>> Begin

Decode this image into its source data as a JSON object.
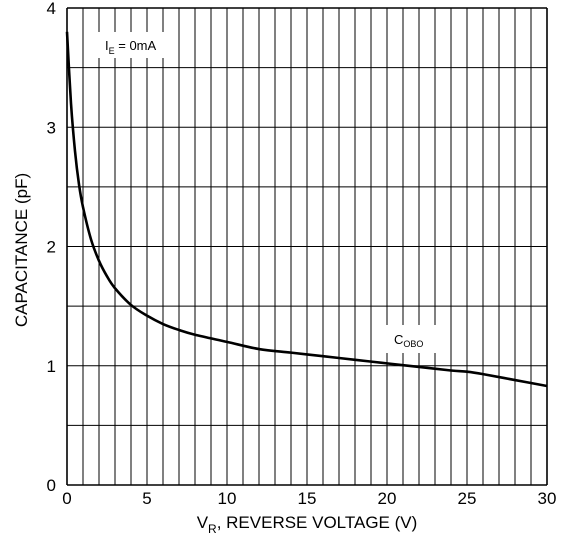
{
  "chart_data": {
    "type": "line",
    "title": "",
    "xlabel": {
      "main": "V",
      "sub": "R",
      "rest": ", REVERSE VOLTAGE (V)"
    },
    "ylabel": "CAPACITANCE (pF)",
    "xlim": [
      0,
      30
    ],
    "ylim": [
      0,
      4
    ],
    "x_ticks": [
      "0",
      "5",
      "10",
      "15",
      "20",
      "25",
      "30"
    ],
    "y_ticks": [
      "0",
      "1",
      "2",
      "3",
      "4"
    ],
    "grid": true,
    "condition": {
      "main": "I",
      "sub": "E",
      "rest": " = 0mA"
    },
    "series": [
      {
        "name": {
          "main": "C",
          "sub": "OBO"
        },
        "x": [
          0,
          0.25,
          0.5,
          0.75,
          1,
          1.5,
          2,
          2.5,
          3,
          4,
          5,
          6,
          7,
          8,
          10,
          12,
          14,
          16,
          18,
          20,
          22,
          24,
          25,
          26,
          28,
          30
        ],
        "y": [
          3.8,
          3.2,
          2.8,
          2.52,
          2.33,
          2.06,
          1.88,
          1.75,
          1.65,
          1.51,
          1.42,
          1.35,
          1.3,
          1.26,
          1.2,
          1.14,
          1.11,
          1.08,
          1.05,
          1.02,
          0.99,
          0.96,
          0.95,
          0.93,
          0.88,
          0.83
        ]
      }
    ]
  }
}
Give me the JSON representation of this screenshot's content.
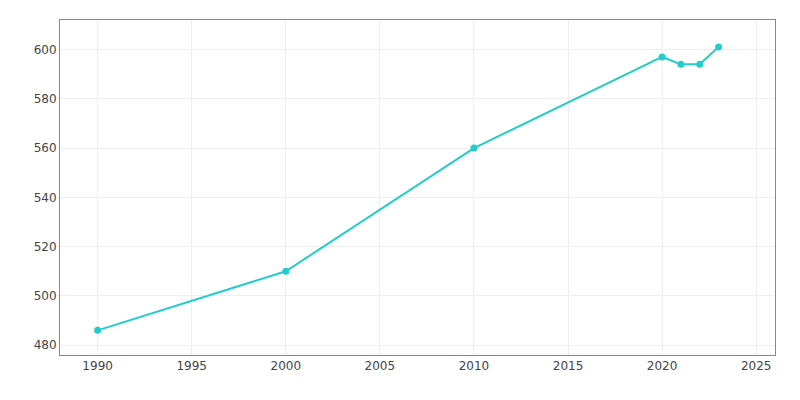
{
  "chart_data": {
    "type": "line",
    "x": [
      1990,
      2000,
      2010,
      2020,
      2021,
      2022,
      2023
    ],
    "values": [
      486,
      510,
      560,
      597,
      594,
      594,
      601
    ],
    "color": "#22CCCC",
    "marker": "circle",
    "xlim": [
      1988,
      2026
    ],
    "ylim": [
      476,
      612
    ],
    "xticks": [
      1990,
      1995,
      2000,
      2005,
      2010,
      2015,
      2020,
      2025
    ],
    "yticks": [
      480,
      500,
      520,
      540,
      560,
      580,
      600
    ],
    "grid": true
  }
}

>> End

Problem to work on
Everything from the line that contains "Give me the" to the final line of the data is to be duplicated exactly, both ends included, except the pictures.

Written response
Give me the JSON representation of this screenshot's content.
{
  "chart_data": {
    "type": "line",
    "x": [
      1990,
      2000,
      2010,
      2020,
      2021,
      2022,
      2023
    ],
    "values": [
      486,
      510,
      560,
      597,
      594,
      594,
      601
    ],
    "color": "#22CCCC",
    "marker": "circle",
    "xlim": [
      1988,
      2026
    ],
    "ylim": [
      476,
      612
    ],
    "xticks": [
      1990,
      1995,
      2000,
      2005,
      2010,
      2015,
      2020,
      2025
    ],
    "yticks": [
      480,
      500,
      520,
      540,
      560,
      580,
      600
    ],
    "grid": true
  }
}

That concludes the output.